From top to bottom, each entry below must be reproduced exactly.

Dataset entries
§ §

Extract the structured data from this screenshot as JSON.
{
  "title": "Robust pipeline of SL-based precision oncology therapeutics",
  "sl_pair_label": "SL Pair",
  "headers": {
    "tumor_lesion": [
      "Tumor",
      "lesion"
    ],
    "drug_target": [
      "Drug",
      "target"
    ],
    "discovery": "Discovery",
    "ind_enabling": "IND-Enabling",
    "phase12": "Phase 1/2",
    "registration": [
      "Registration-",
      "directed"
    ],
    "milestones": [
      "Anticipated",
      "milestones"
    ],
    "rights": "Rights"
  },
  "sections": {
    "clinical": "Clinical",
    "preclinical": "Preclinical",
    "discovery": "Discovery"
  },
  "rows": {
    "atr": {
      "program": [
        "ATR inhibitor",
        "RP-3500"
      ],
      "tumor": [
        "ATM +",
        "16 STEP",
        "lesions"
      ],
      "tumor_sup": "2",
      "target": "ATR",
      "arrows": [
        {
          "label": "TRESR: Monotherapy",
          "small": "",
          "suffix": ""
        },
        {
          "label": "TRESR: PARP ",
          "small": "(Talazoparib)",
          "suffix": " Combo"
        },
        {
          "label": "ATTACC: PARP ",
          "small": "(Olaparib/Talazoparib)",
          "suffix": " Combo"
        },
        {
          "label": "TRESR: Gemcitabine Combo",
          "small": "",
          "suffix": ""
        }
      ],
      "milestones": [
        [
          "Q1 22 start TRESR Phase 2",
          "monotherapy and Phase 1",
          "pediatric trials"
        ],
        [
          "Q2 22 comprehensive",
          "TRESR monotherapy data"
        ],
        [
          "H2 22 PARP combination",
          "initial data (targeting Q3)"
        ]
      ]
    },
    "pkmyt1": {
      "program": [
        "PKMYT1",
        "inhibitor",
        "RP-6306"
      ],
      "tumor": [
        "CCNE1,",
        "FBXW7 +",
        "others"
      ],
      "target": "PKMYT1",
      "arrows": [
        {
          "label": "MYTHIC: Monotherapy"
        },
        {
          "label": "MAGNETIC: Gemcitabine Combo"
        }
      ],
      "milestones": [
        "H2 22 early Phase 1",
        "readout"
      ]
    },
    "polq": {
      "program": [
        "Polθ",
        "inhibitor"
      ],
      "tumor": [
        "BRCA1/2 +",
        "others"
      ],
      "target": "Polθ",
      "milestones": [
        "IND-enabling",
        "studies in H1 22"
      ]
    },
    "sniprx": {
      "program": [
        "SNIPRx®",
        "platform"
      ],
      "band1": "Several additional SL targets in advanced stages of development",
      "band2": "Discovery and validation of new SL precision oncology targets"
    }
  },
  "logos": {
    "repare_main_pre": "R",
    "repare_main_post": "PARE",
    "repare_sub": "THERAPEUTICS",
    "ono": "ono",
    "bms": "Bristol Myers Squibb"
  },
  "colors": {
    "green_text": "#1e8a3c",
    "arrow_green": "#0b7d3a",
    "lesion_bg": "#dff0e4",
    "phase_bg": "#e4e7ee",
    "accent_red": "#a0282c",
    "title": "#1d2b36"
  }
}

§ §

◆ Completed task:
Extract the structured data from this screenshot as JSON.
{
  "title": "Robust pipeline of SL-based precision oncology therapeutics",
  "sl_pair_label": "SL Pair",
  "headers": {
    "tumor_lesion": [
      "Tumor",
      "lesion"
    ],
    "drug_target": [
      "Drug",
      "target"
    ],
    "discovery": "Discovery",
    "ind_enabling": "IND-Enabling",
    "phase12": "Phase 1/2",
    "registration": [
      "Registration-",
      "directed"
    ],
    "milestones": [
      "Anticipated",
      "milestones"
    ],
    "rights": "Rights"
  },
  "sections": {
    "clinical": "Clinical",
    "preclinical": "Preclinical",
    "discovery": "Discovery"
  },
  "rows": {
    "atr": {
      "program": [
        "ATR inhibitor",
        "RP-3500"
      ],
      "tumor": [
        "ATM +",
        "16 STEP",
        "lesions"
      ],
      "tumor_sup": "2",
      "target": "ATR",
      "arrows": [
        {
          "label": "TRESR: Monotherapy",
          "small": "",
          "suffix": ""
        },
        {
          "label": "TRESR: PARP ",
          "small": "(Talazoparib)",
          "suffix": " Combo"
        },
        {
          "label": "ATTACC: PARP ",
          "small": "(Olaparib/Talazoparib)",
          "suffix": " Combo"
        },
        {
          "label": "TRESR: Gemcitabine Combo",
          "small": "",
          "suffix": ""
        }
      ],
      "milestones": [
        [
          "Q1 22 start TRESR Phase 2",
          "monotherapy and Phase 1",
          "pediatric trials"
        ],
        [
          "Q2 22 comprehensive",
          "TRESR monotherapy data"
        ],
        [
          "H2 22 PARP combination",
          "initial data (targeting Q3)"
        ]
      ]
    },
    "pkmyt1": {
      "program": [
        "PKMYT1",
        "inhibitor",
        "RP-6306"
      ],
      "tumor": [
        "CCNE1,",
        "FBXW7 +",
        "others"
      ],
      "target": "PKMYT1",
      "arrows": [
        {
          "label": "MYTHIC: Monotherapy"
        },
        {
          "label": "MAGNETIC: Gemcitabine Combo"
        }
      ],
      "milestones": [
        "H2 22 early Phase 1",
        "readout"
      ]
    },
    "polq": {
      "program": [
        "Polθ",
        "inhibitor"
      ],
      "tumor": [
        "BRCA1/2 +",
        "others"
      ],
      "target": "Polθ",
      "milestones": [
        "IND-enabling",
        "studies in H1 22"
      ]
    },
    "sniprx": {
      "program": [
        "SNIPRx®",
        "platform"
      ],
      "band1": "Several additional SL targets in advanced stages of development",
      "band2": "Discovery and validation of new SL precision oncology targets"
    }
  },
  "logos": {
    "repare_main_pre": "R",
    "repare_main_post": "PARE",
    "repare_sub": "THERAPEUTICS",
    "ono": "ono",
    "bms": "Bristol Myers Squibb"
  },
  "colors": {
    "green_text": "#1e8a3c",
    "arrow_green": "#0b7d3a",
    "lesion_bg": "#dff0e4",
    "phase_bg": "#e4e7ee",
    "accent_red": "#a0282c",
    "title": "#1d2b36"
  }
}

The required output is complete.